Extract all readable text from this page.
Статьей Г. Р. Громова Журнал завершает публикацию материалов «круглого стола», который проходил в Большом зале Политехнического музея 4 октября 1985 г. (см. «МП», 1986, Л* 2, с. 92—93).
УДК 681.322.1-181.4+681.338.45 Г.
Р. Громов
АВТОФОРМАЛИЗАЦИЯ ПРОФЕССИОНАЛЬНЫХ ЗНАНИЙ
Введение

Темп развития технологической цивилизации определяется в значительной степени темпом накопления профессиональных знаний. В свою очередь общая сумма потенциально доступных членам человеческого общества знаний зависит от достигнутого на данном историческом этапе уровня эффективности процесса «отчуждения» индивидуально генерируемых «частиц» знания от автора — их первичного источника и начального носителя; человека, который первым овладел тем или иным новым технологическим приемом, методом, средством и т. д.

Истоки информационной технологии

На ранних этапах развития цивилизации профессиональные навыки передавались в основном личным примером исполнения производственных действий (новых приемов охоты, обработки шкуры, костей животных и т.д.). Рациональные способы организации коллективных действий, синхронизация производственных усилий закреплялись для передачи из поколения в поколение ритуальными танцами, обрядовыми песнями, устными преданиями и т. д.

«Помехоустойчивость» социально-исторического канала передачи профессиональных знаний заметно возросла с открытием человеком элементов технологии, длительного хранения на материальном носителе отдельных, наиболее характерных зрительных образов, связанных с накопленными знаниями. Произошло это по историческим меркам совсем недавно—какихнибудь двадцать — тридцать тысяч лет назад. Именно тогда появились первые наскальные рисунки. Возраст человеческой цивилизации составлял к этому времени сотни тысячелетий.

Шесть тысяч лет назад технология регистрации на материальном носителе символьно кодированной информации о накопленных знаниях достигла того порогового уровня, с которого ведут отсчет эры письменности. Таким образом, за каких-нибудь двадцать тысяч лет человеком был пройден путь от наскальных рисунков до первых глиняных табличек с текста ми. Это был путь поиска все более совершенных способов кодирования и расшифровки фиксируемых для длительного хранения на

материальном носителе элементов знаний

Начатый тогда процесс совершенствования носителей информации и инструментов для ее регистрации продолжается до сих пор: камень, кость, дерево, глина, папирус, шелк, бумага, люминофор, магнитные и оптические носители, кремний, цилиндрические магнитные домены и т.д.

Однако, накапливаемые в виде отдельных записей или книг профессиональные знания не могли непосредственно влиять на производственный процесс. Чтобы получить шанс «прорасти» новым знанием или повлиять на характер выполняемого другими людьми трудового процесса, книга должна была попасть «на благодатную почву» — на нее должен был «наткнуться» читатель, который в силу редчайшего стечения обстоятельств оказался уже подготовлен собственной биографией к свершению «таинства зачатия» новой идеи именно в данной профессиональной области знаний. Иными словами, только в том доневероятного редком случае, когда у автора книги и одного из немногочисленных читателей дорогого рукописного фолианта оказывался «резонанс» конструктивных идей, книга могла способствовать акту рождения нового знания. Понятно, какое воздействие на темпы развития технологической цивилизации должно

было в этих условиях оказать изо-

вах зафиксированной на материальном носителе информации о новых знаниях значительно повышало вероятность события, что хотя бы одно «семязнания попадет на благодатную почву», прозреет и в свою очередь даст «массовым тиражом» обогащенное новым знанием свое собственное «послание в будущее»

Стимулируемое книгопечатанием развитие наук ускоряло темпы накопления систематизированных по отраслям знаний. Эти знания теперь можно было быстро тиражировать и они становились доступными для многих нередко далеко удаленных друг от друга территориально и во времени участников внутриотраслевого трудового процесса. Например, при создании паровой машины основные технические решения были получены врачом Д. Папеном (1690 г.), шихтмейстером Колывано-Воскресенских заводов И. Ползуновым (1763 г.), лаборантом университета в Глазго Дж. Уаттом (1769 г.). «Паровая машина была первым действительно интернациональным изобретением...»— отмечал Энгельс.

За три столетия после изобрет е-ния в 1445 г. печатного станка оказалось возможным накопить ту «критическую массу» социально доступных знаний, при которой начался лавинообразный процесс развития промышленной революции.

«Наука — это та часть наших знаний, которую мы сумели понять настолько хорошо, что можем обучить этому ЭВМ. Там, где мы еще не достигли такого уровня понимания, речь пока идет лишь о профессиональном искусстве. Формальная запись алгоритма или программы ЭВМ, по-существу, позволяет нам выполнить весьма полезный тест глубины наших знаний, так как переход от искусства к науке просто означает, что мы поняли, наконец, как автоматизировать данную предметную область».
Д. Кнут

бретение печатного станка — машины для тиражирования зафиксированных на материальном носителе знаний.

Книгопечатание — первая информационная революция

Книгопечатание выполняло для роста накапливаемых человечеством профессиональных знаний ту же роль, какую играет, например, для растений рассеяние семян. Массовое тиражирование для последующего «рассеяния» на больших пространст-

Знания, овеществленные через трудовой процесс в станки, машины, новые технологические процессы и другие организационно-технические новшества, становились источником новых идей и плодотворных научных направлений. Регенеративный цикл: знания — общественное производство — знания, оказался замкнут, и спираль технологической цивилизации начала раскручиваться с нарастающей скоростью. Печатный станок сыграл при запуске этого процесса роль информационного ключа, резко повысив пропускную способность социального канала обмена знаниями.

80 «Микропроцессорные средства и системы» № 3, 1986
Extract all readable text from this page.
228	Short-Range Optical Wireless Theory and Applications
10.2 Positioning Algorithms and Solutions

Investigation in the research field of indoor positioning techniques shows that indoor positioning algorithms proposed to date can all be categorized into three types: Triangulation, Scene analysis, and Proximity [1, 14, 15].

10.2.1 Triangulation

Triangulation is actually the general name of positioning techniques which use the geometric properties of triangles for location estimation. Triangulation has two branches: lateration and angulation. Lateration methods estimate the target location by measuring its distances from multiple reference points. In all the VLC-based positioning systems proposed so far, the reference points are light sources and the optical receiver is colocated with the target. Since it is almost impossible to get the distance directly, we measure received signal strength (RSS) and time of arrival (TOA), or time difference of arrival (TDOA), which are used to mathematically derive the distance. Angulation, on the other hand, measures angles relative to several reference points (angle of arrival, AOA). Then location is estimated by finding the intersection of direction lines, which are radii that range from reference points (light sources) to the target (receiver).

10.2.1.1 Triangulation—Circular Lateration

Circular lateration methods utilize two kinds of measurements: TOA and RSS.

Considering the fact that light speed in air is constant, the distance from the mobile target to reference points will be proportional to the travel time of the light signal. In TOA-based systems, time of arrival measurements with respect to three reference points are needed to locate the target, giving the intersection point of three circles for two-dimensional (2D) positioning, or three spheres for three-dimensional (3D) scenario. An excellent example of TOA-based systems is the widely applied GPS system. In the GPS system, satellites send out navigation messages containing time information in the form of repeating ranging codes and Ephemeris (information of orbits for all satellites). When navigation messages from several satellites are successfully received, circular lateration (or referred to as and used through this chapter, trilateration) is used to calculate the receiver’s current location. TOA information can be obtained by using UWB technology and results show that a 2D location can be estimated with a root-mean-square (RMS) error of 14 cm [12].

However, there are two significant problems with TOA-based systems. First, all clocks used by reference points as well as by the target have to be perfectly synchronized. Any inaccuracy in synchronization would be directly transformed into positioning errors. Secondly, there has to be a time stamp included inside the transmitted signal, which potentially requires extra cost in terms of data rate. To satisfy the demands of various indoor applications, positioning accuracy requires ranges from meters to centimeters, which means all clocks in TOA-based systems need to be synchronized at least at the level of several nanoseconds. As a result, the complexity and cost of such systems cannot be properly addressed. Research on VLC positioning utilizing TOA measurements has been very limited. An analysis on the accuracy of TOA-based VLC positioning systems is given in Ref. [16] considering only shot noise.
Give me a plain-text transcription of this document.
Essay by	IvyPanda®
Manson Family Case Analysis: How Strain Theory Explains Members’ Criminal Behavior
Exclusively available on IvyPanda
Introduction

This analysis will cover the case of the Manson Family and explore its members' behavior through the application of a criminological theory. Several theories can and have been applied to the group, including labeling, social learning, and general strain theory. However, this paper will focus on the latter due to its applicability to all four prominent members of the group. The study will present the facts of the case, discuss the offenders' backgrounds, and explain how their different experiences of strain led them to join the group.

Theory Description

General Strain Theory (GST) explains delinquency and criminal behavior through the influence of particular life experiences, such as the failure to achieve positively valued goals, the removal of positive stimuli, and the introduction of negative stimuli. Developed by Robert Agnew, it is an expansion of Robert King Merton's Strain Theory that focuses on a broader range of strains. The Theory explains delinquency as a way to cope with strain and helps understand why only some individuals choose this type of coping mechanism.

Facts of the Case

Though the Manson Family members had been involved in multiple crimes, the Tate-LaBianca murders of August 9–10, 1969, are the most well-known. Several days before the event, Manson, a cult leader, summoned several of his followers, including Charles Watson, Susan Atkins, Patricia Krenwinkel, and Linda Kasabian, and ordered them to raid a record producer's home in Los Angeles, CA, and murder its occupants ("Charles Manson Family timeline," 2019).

++++++

### [Instructions to follow]
From the entries above, copy every line where the word "технологии" shows up.

### [Exercise output]
Истоки информационной технологии
«Помехоустойчивость» социально-исторического канала передачи профессиональных знаний заметно возросла с открытием человеком элементов технологии, длительного хранения на материальном носителе отдельных, наиболее характерных зрительных образов, связанных с накопленными знаниями. Произошло это по историческим меркам совсем недавно—какихнибудь двадцать — тридцать тысяч лет назад. Именно тогда появились первые наскальные рисунки. Возраст человеческой цивилизации составлял к этому времени сотни тысячелетий.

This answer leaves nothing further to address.